[Some records]
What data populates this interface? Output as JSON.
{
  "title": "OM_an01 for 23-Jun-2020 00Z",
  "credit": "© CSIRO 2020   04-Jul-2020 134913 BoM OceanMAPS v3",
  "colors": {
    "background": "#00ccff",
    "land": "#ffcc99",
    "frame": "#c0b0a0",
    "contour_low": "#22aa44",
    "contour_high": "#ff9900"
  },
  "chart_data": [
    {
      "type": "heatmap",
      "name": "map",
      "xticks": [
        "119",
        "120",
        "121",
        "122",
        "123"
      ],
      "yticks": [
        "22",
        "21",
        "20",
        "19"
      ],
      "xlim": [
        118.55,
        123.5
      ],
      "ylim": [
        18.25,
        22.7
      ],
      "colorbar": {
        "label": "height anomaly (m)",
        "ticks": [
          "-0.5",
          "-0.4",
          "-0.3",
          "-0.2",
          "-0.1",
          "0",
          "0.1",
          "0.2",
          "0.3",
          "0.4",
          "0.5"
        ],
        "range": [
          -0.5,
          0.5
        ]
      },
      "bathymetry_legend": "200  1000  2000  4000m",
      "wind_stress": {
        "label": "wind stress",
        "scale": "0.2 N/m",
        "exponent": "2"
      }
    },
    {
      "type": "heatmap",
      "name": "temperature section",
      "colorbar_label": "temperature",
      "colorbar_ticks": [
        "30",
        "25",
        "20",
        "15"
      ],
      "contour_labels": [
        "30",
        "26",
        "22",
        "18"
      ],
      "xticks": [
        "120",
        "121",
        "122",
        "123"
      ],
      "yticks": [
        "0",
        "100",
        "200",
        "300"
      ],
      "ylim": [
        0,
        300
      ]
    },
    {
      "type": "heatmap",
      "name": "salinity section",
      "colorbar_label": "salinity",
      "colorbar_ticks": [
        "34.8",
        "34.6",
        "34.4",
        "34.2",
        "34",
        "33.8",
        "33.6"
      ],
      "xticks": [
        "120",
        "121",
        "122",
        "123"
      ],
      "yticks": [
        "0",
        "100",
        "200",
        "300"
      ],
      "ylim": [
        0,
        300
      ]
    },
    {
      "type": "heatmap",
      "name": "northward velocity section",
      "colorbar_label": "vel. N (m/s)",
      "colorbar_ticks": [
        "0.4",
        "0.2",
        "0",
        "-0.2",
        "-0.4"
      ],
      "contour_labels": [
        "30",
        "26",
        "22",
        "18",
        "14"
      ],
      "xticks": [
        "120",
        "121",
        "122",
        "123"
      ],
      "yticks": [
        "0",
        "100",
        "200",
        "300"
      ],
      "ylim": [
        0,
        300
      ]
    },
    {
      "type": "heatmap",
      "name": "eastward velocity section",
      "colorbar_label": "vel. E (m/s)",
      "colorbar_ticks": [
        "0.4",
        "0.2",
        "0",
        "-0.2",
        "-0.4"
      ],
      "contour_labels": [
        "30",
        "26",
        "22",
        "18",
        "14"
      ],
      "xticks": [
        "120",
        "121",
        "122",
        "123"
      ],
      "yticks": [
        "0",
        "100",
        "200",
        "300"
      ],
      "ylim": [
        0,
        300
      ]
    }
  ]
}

§ **REQUIRED WORK**:
Copy each line above that contains the string "velocity".

§ **SOLUTION TO THE EXERCISE**:
      "name": "northward velocity section",
      "name": "eastward velocity section",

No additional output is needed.